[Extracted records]
——
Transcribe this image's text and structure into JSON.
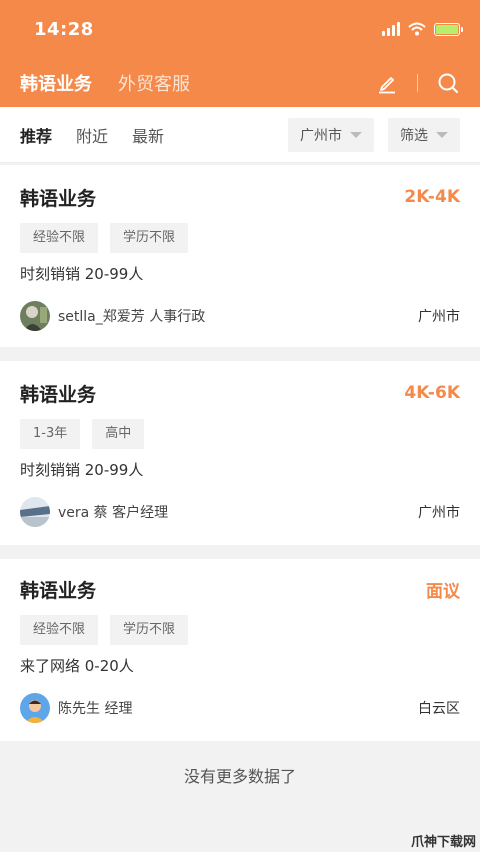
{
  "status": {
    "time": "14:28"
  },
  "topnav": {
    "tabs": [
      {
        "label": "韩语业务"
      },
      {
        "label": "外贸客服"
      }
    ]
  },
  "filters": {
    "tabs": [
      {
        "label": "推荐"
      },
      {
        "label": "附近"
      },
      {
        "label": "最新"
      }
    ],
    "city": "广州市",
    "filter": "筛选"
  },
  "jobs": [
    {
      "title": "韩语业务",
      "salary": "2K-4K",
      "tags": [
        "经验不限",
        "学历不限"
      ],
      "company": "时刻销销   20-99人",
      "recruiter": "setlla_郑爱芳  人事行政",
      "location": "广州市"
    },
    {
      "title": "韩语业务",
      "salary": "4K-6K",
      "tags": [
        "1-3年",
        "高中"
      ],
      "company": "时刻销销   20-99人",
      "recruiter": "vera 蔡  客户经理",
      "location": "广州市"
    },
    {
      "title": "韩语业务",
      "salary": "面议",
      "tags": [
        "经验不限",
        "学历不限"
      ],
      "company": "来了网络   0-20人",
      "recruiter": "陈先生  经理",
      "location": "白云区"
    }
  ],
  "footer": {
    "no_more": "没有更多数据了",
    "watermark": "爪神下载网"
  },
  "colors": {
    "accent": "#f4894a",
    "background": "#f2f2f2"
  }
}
——
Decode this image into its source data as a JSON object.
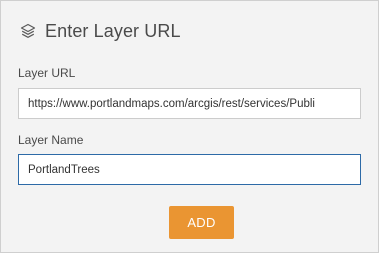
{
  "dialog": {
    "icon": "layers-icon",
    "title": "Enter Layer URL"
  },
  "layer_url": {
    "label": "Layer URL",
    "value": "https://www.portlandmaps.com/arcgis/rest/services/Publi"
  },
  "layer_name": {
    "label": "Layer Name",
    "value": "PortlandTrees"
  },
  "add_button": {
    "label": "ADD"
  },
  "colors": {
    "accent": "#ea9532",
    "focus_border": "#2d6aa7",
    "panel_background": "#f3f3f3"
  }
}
——
__Your goal__.
Copy every line of the records above that holds the word "this".

__Exercise output__.
Transcribe this image's text and structure into JSON.
Decode this image into its source data as a JSON object.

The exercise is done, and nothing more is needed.